BEGIN Task input

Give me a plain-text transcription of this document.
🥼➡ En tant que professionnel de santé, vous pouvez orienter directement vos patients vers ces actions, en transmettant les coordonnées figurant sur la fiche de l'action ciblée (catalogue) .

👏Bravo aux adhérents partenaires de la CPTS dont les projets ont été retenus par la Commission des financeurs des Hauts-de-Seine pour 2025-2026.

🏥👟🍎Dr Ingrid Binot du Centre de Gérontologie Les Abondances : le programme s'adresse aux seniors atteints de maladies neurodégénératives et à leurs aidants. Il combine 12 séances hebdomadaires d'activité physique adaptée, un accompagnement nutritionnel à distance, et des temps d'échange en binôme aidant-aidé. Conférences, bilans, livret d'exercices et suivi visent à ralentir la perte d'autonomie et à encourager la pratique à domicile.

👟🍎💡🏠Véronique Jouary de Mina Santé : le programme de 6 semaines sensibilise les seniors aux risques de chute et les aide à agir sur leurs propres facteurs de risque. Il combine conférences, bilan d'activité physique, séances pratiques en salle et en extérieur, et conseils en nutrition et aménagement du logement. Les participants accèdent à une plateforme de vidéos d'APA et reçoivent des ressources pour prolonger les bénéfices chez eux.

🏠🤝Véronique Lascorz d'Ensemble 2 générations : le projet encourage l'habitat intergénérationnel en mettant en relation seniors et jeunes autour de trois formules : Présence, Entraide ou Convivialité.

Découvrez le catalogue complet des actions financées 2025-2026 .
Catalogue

END Task input

» To do:
Using the records above, select and copy every line that has the word "actions".

» Answer to the problem:
🥼➡ En tant que professionnel de santé, vous pouvez orienter directement vos patients vers ces actions, en transmettant les coordonnées figurant sur la fiche de l'action ciblée (catalogue) .
Découvrez le catalogue complet des actions financées 2025-2026 .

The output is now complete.